Select, from the data, each line where "County" occurs.

==============================

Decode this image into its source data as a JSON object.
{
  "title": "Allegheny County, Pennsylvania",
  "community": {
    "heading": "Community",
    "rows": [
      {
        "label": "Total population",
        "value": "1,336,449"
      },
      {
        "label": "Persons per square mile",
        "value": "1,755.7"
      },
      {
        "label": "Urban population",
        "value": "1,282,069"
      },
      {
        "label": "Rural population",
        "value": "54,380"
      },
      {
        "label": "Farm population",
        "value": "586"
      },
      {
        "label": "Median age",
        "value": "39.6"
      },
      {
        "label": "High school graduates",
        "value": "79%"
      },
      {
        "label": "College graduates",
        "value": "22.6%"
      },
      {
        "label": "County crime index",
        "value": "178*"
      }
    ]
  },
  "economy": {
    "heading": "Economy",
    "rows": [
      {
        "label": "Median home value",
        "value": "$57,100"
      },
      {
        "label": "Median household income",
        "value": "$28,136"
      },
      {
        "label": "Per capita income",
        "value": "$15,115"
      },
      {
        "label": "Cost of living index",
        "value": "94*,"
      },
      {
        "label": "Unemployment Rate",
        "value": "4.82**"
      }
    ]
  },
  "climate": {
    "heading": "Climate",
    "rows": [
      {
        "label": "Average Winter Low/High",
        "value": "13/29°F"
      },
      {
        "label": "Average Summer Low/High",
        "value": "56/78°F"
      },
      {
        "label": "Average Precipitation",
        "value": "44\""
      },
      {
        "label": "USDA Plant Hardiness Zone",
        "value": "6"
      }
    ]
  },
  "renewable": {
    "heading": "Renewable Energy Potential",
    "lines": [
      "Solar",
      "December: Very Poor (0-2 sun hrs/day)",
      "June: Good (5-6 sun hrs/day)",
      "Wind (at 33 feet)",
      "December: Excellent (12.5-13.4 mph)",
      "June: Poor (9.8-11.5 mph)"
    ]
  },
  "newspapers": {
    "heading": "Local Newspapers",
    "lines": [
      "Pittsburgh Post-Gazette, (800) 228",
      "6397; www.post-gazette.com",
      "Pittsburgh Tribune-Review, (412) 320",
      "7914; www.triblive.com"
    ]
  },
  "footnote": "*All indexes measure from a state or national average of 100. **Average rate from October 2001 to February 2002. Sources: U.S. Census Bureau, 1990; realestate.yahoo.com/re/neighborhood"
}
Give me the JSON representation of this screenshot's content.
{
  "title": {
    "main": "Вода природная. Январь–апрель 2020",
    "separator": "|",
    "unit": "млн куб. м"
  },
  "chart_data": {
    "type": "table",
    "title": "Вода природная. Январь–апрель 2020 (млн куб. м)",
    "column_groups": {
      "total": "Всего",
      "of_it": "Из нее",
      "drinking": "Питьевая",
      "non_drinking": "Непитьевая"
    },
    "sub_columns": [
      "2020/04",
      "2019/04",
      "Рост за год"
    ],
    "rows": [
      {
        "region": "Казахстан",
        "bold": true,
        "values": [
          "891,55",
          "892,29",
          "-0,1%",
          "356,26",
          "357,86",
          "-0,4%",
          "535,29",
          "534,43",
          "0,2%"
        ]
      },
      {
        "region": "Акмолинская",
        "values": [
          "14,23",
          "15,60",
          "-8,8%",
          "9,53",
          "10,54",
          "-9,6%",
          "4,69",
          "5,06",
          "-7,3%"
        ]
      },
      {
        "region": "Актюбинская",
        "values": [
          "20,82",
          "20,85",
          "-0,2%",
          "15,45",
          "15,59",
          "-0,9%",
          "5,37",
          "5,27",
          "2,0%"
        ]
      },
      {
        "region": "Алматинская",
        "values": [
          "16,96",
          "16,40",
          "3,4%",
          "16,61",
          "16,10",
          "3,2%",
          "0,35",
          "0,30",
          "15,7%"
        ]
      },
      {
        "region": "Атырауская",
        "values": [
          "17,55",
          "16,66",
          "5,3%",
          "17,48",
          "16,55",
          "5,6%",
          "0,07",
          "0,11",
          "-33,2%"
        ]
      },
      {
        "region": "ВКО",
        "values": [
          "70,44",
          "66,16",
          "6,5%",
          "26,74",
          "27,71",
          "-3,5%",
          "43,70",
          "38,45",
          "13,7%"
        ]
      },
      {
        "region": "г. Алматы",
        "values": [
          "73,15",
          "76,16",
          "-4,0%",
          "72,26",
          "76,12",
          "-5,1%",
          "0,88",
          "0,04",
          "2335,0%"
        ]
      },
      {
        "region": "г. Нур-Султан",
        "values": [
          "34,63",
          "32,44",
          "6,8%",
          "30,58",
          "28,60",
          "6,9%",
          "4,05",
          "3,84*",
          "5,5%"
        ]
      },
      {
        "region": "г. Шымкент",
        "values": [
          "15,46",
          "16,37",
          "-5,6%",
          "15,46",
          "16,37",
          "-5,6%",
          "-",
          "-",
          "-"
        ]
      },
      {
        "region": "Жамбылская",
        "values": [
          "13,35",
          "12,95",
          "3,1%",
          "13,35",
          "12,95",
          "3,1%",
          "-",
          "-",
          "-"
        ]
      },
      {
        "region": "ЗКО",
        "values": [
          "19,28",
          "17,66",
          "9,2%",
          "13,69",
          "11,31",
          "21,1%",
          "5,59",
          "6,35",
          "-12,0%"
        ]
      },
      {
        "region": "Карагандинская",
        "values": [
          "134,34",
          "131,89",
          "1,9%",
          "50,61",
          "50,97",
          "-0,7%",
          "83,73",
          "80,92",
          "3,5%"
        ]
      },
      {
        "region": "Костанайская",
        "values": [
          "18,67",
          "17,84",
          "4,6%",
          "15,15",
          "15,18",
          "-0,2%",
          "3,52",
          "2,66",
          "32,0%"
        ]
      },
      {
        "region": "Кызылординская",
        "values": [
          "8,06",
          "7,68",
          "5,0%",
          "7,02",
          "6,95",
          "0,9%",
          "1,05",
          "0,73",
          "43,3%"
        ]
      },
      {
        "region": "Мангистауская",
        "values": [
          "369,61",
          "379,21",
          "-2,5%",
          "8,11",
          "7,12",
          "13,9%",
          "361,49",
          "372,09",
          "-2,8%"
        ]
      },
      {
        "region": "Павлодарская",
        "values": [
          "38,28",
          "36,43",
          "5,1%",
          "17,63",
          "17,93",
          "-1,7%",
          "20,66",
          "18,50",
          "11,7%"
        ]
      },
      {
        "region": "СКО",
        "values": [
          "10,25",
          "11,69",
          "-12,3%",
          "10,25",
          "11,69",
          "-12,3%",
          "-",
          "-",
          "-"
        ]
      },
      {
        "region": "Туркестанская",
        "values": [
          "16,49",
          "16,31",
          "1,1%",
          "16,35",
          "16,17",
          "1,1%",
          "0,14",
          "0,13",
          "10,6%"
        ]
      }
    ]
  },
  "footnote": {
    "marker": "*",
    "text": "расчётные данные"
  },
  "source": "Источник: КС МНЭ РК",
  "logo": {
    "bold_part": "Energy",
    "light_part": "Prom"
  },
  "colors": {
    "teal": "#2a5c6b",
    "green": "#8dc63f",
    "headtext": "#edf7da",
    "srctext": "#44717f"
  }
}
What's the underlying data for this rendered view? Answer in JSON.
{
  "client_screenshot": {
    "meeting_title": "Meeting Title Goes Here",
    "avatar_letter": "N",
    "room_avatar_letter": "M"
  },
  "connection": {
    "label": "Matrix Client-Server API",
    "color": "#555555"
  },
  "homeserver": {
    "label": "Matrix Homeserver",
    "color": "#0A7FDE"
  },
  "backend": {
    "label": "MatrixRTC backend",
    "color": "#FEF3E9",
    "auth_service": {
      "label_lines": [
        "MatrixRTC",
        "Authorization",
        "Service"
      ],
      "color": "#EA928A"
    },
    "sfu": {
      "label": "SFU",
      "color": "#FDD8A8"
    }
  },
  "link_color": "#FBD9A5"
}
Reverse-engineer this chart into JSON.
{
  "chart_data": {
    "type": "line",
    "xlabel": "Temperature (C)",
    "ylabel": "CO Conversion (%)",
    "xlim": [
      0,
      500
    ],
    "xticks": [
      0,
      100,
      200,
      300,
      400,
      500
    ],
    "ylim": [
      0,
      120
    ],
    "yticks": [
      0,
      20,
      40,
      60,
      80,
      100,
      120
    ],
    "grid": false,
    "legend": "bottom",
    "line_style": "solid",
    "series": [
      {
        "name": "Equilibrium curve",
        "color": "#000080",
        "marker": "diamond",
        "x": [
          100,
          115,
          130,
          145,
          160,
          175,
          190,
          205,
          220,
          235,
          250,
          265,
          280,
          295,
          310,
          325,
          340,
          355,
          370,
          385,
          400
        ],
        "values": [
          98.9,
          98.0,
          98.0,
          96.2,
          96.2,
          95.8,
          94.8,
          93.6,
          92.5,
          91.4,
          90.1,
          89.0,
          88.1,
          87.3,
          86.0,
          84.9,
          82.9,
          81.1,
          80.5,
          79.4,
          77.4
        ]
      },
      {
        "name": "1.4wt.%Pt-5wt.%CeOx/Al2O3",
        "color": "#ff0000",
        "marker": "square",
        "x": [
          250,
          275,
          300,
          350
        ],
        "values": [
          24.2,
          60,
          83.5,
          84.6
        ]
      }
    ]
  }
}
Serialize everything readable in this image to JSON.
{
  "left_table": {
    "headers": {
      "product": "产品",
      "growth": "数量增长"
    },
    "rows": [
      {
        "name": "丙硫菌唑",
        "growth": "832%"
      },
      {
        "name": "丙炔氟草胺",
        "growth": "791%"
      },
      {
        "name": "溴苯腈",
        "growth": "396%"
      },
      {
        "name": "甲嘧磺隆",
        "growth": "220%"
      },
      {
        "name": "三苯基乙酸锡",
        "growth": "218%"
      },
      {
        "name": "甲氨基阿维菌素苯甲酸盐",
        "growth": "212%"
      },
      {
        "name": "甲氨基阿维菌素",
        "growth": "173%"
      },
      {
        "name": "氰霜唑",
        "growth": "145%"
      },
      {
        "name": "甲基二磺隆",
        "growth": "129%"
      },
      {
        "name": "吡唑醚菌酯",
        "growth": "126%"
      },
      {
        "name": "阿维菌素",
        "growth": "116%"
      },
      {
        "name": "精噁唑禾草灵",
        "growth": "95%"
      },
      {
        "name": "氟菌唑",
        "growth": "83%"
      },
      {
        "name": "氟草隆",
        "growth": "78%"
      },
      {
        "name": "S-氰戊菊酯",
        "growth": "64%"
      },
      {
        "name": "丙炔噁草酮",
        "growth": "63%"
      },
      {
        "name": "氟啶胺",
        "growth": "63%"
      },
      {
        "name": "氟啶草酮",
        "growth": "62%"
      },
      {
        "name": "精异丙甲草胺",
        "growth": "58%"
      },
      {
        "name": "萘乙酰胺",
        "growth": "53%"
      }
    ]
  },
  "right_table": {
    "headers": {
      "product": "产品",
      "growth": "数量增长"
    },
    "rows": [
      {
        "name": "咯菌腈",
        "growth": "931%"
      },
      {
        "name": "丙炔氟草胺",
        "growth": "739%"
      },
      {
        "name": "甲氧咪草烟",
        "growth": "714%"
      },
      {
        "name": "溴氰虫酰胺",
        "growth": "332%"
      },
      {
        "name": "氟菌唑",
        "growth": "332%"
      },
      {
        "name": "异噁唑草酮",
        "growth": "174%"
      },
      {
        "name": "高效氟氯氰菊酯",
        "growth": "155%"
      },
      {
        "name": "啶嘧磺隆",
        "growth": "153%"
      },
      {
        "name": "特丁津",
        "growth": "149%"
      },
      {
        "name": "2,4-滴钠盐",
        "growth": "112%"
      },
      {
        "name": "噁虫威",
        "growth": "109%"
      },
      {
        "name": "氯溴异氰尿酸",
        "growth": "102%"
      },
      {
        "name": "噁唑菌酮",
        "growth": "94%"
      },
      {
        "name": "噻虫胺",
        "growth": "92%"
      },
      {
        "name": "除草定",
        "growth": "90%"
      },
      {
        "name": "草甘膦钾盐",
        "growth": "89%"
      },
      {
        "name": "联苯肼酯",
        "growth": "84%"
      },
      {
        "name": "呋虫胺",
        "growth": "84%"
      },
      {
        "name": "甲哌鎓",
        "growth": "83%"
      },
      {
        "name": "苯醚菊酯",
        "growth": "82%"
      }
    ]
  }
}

==============================

* **Answer to the exercise**
  "title": "Allegheny County, Pennsylvania",
        "label": "County crime index",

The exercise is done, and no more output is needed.